**TASK INSTRUCTIONS**
Across the material below, how many lines hold the word "Limosilactobacillus"? Only the number should be given.

*** Opening MATERIAL FOR THE TASK ***

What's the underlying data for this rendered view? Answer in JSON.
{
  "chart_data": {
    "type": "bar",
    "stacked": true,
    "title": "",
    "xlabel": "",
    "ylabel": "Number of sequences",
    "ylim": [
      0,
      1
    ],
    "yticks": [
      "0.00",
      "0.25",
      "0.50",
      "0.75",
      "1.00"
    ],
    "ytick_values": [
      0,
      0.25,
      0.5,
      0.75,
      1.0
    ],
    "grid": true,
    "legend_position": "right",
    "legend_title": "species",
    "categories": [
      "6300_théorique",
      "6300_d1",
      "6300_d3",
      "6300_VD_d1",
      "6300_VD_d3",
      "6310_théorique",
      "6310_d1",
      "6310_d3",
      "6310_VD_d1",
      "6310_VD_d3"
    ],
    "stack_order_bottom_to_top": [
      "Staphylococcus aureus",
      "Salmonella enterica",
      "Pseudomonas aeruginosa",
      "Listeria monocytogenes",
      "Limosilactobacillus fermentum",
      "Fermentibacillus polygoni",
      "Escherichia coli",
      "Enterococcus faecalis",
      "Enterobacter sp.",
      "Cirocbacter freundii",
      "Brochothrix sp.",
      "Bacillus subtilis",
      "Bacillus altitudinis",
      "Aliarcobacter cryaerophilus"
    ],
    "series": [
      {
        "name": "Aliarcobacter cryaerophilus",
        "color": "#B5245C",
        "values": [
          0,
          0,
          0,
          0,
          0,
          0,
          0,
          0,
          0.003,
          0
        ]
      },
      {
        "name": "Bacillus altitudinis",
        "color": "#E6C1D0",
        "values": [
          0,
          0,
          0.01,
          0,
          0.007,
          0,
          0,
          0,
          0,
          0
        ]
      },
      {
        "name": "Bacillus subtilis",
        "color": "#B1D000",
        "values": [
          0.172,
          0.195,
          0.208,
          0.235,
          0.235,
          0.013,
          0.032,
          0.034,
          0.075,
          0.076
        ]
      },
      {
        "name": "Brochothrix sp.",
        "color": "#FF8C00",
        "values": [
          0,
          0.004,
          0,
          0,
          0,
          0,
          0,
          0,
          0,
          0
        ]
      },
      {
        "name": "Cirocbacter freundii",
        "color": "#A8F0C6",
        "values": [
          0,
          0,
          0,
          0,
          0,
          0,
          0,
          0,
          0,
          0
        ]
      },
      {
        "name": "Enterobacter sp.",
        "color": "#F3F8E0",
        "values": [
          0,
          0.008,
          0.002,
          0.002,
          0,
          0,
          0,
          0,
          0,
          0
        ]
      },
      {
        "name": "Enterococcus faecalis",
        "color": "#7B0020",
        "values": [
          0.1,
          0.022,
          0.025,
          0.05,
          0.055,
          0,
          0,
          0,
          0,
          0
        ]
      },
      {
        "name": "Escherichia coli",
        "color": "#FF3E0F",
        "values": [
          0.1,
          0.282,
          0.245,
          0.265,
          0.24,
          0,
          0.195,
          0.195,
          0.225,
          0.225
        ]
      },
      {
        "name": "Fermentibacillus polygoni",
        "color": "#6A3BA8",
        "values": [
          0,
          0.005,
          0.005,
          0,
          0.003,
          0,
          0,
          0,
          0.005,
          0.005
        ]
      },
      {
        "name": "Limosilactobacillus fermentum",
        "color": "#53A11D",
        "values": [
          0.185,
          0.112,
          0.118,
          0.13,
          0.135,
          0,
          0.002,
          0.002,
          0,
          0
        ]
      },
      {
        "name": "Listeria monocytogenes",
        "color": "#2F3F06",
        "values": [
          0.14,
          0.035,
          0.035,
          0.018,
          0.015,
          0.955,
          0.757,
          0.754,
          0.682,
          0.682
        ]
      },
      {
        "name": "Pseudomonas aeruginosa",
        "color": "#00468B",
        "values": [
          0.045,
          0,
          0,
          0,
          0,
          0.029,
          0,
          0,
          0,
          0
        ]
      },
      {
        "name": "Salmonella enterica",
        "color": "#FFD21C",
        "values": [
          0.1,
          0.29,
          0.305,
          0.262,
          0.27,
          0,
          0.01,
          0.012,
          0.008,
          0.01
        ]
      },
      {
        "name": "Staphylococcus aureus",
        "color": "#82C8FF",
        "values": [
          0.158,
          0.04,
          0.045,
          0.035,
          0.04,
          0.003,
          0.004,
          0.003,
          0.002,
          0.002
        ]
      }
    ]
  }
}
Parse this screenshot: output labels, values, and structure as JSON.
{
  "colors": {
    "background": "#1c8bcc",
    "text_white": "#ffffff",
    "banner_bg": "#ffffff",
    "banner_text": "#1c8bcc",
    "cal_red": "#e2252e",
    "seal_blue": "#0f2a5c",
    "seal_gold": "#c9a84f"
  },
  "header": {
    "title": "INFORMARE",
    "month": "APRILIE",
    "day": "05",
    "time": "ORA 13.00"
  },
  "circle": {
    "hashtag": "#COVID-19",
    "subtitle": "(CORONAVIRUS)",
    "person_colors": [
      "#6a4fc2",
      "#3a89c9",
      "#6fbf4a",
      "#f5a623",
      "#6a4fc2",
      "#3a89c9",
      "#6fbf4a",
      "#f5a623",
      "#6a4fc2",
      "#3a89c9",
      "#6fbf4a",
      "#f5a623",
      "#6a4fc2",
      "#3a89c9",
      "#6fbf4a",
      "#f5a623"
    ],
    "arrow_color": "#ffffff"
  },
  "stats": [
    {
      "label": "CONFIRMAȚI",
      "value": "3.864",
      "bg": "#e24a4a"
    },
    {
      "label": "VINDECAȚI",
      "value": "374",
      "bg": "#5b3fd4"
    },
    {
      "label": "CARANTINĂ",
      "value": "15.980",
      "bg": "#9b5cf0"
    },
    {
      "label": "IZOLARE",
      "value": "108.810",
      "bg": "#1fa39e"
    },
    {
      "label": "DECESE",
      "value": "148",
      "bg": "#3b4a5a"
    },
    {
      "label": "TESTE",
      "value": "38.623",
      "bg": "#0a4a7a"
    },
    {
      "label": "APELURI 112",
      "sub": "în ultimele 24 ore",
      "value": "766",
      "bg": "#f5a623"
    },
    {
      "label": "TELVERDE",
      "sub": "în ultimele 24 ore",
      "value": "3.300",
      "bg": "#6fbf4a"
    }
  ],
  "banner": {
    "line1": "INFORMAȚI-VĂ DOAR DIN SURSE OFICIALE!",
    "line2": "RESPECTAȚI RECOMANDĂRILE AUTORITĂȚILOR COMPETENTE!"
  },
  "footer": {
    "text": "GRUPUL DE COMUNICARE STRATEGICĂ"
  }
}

*** Closing MATERIAL FOR THE TASK ***

**RESPONSE AREA**
2